**What is needed**
Write the records below out again exactly as given, with no images.

[Opening Dataset records section]

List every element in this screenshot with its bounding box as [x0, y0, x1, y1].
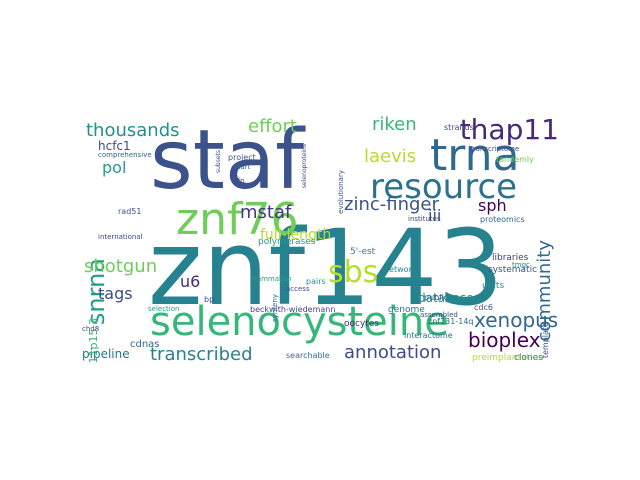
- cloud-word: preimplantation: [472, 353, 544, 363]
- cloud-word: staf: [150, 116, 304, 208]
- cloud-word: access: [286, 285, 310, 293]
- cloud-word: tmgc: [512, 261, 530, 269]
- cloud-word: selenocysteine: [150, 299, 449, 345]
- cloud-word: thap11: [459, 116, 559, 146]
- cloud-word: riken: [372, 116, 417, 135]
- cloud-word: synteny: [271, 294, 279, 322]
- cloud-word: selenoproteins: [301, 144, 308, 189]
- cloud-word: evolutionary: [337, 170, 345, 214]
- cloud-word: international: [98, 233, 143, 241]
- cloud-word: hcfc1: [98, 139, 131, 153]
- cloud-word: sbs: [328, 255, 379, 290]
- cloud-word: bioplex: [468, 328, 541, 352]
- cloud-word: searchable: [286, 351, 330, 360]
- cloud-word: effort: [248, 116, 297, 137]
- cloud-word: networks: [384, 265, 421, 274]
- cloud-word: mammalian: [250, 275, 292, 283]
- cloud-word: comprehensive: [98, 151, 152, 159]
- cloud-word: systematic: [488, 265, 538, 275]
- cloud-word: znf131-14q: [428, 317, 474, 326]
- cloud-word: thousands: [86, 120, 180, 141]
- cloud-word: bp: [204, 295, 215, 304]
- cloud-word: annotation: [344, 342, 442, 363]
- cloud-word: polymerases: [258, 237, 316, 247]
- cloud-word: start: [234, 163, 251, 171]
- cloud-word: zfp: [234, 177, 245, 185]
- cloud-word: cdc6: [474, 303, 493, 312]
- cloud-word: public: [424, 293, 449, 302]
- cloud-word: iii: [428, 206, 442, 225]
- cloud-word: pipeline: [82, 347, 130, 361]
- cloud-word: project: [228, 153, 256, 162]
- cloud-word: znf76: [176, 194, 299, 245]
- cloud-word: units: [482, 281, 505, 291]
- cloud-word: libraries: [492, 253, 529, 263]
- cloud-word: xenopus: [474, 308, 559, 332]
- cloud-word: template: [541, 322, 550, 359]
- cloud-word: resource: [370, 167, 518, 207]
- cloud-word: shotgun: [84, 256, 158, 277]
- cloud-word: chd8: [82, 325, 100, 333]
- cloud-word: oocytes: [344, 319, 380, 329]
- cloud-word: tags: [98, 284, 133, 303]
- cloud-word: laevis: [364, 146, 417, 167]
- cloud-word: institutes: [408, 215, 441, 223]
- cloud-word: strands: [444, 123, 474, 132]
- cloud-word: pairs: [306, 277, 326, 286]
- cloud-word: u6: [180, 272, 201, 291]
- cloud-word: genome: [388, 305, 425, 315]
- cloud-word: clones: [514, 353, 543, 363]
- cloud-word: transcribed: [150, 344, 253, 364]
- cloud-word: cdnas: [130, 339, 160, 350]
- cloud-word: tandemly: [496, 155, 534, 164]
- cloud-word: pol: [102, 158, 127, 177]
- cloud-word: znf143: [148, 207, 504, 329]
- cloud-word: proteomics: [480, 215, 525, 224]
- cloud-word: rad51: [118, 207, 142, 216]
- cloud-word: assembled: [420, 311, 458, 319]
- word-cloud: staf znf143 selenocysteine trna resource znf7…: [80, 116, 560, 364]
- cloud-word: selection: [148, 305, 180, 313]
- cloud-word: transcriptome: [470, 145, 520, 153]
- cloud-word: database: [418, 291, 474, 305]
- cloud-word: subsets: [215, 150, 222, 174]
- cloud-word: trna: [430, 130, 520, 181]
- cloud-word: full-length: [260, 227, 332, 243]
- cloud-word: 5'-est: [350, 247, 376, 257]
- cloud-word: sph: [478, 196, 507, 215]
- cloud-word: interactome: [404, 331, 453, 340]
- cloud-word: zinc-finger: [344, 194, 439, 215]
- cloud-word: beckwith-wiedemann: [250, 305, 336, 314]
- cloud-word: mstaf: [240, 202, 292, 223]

[Closing Dataset records section]

**Expected answer**
List every element in this screenshot with its bounding box as [x0, y0, x1, y1].
- cloud-word: preimplantation: [472, 353, 544, 363]
- cloud-word: staf: [150, 116, 304, 208]
- cloud-word: access: [286, 285, 310, 293]
- cloud-word: tmgc: [512, 261, 530, 269]
- cloud-word: selenocysteine: [150, 299, 449, 345]
- cloud-word: thap11: [459, 116, 559, 146]
- cloud-word: riken: [372, 116, 417, 135]
- cloud-word: synteny: [271, 294, 279, 322]
- cloud-word: selenoproteins: [301, 144, 308, 189]
- cloud-word: evolutionary: [337, 170, 345, 214]
- cloud-word: international: [98, 233, 143, 241]
- cloud-word: hcfc1: [98, 139, 131, 153]
- cloud-word: sbs: [328, 255, 379, 290]
- cloud-word: bioplex: [468, 328, 541, 352]
- cloud-word: searchable: [286, 351, 330, 360]
- cloud-word: effort: [248, 116, 297, 137]
- cloud-word: networks: [384, 265, 421, 274]
- cloud-word: mammalian: [250, 275, 292, 283]
- cloud-word: comprehensive: [98, 151, 152, 159]
- cloud-word: systematic: [488, 265, 538, 275]
- cloud-word: znf131-14q: [428, 317, 474, 326]
- cloud-word: thousands: [86, 120, 180, 141]
- cloud-word: bp: [204, 295, 215, 304]
- cloud-word: annotation: [344, 342, 442, 363]
- cloud-word: polymerases: [258, 237, 316, 247]
- cloud-word: start: [234, 163, 251, 171]
- cloud-word: zfp: [234, 177, 245, 185]
- cloud-word: cdc6: [474, 303, 493, 312]
- cloud-word: public: [424, 293, 449, 302]
- cloud-word: iii: [428, 206, 442, 225]
- cloud-word: pipeline: [82, 347, 130, 361]
- cloud-word: project: [228, 153, 256, 162]
- cloud-word: znf76: [176, 194, 299, 245]
- cloud-word: units: [482, 281, 505, 291]
- cloud-word: libraries: [492, 253, 529, 263]
- cloud-word: xenopus: [474, 308, 559, 332]
- cloud-word: template: [541, 322, 550, 359]
- cloud-word: resource: [370, 167, 518, 207]
- cloud-word: shotgun: [84, 256, 158, 277]
- cloud-word: chd8: [82, 325, 100, 333]
- cloud-word: oocytes: [344, 319, 380, 329]
- cloud-word: tags: [98, 284, 133, 303]
- cloud-word: laevis: [364, 146, 417, 167]
- cloud-word: institutes: [408, 215, 441, 223]
- cloud-word: strands: [444, 123, 474, 132]
- cloud-word: pairs: [306, 277, 326, 286]
- cloud-word: u6: [180, 272, 201, 291]
- cloud-word: genome: [388, 305, 425, 315]
- cloud-word: clones: [514, 353, 543, 363]
- cloud-word: transcribed: [150, 344, 253, 364]
- cloud-word: cdnas: [130, 339, 160, 350]
- cloud-word: tandemly: [496, 155, 534, 164]
- cloud-word: pol: [102, 158, 127, 177]
- cloud-word: znf143: [148, 207, 504, 329]
- cloud-word: proteomics: [480, 215, 525, 224]
- cloud-word: rad51: [118, 207, 142, 216]
- cloud-word: assembled: [420, 311, 458, 319]
- word-cloud: staf znf143 selenocysteine trna resource znf7…: [80, 116, 560, 364]
- cloud-word: selection: [148, 305, 180, 313]
- cloud-word: transcriptome: [470, 145, 520, 153]
- cloud-word: database: [418, 291, 474, 305]
- cloud-word: subsets: [215, 150, 222, 174]
- cloud-word: trna: [430, 130, 520, 181]
- cloud-word: full-length: [260, 227, 332, 243]
- cloud-word: 5'-est: [350, 247, 376, 257]
- cloud-word: sph: [478, 196, 507, 215]
- cloud-word: interactome: [404, 331, 453, 340]
- cloud-word: zinc-finger: [344, 194, 439, 215]
- cloud-word: beckwith-wiedemann: [250, 305, 336, 314]
- cloud-word: mstaf: [240, 202, 292, 223]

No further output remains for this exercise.